▶ **SET EXERCISE**
Repeat all of the data precisely.

Stored items from a collection
· · ·

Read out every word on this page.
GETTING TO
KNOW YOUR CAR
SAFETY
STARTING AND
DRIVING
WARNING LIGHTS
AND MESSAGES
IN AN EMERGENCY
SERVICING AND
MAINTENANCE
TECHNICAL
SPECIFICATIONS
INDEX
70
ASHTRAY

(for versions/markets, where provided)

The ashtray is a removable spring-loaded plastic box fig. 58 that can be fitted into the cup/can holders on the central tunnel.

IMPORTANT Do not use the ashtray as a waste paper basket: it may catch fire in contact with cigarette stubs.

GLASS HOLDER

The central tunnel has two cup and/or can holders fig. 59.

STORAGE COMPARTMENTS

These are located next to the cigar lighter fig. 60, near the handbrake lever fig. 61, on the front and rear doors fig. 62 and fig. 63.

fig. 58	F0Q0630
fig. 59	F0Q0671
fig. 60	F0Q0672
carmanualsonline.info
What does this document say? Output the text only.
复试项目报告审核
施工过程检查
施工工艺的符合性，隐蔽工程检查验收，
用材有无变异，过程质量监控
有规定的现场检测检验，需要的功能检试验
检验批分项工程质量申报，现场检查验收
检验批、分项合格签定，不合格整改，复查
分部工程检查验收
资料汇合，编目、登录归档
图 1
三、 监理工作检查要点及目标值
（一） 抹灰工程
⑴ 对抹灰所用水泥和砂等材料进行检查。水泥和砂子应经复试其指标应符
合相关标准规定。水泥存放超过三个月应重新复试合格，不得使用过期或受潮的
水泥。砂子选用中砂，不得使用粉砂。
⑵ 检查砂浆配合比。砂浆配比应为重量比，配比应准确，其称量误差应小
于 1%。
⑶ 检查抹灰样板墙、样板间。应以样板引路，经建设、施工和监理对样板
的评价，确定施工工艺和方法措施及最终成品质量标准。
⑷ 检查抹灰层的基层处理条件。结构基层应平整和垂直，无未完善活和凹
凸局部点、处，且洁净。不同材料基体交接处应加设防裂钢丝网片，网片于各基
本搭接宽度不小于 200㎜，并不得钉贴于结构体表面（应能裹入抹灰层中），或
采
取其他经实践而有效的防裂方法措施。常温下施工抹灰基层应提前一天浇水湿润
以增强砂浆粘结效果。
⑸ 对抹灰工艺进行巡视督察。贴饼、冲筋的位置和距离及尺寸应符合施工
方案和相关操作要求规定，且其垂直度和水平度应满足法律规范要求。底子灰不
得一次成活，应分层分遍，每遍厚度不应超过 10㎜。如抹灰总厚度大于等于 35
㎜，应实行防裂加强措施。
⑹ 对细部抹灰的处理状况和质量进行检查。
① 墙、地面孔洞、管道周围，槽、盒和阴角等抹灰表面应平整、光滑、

· · ·

▶ **FINAL RESULT**
Read out every word on this page.
GETTING TO
KNOW YOUR CAR
SAFETY
STARTING AND
DRIVING
WARNING LIGHTS
AND MESSAGES
IN AN EMERGENCY
SERVICING AND
MAINTENANCE
TECHNICAL
SPECIFICATIONS
INDEX
70
ASHTRAY

(for versions/markets, where provided)

The ashtray is a removable spring-loaded plastic box fig. 58 that can be fitted into the cup/can holders on the central tunnel.

IMPORTANT Do not use the ashtray as a waste paper basket: it may catch fire in contact with cigarette stubs.

GLASS HOLDER

The central tunnel has two cup and/or can holders fig. 59.

STORAGE COMPARTMENTS

These are located next to the cigar lighter fig. 60, near the handbrake lever fig. 61, on the front and rear doors fig. 62 and fig. 63.

fig. 58	F0Q0630
fig. 59	F0Q0671
fig. 60	F0Q0672
carmanualsonline.info
What does this document say? Output the text only.
复试项目报告审核
施工过程检查
施工工艺的符合性，隐蔽工程检查验收，
用材有无变异，过程质量监控
有规定的现场检测检验，需要的功能检试验
检验批分项工程质量申报，现场检查验收
检验批、分项合格签定，不合格整改，复查
分部工程检查验收
资料汇合，编目、登录归档
图 1
三、 监理工作检查要点及目标值
（一） 抹灰工程
⑴ 对抹灰所用水泥和砂等材料进行检查。水泥和砂子应经复试其指标应符
合相关标准规定。水泥存放超过三个月应重新复试合格，不得使用过期或受潮的
水泥。砂子选用中砂，不得使用粉砂。
⑵ 检查砂浆配合比。砂浆配比应为重量比，配比应准确，其称量误差应小
于 1%。
⑶ 检查抹灰样板墙、样板间。应以样板引路，经建设、施工和监理对样板
的评价，确定施工工艺和方法措施及最终成品质量标准。
⑷ 检查抹灰层的基层处理条件。结构基层应平整和垂直，无未完善活和凹
凸局部点、处，且洁净。不同材料基体交接处应加设防裂钢丝网片，网片于各基
本搭接宽度不小于 200㎜，并不得钉贴于结构体表面（应能裹入抹灰层中），或
采
取其他经实践而有效的防裂方法措施。常温下施工抹灰基层应提前一天浇水湿润
以增强砂浆粘结效果。
⑸ 对抹灰工艺进行巡视督察。贴饼、冲筋的位置和距离及尺寸应符合施工
方案和相关操作要求规定，且其垂直度和水平度应满足法律规范要求。底子灰不
得一次成活，应分层分遍，每遍厚度不应超过 10㎜。如抹灰总厚度大于等于 35
㎜，应实行防裂加强措施。
⑹ 对细部抹灰的处理状况和质量进行检查。
① 墙、地面孔洞、管道周围，槽、盒和阴角等抹灰表面应平整、光滑、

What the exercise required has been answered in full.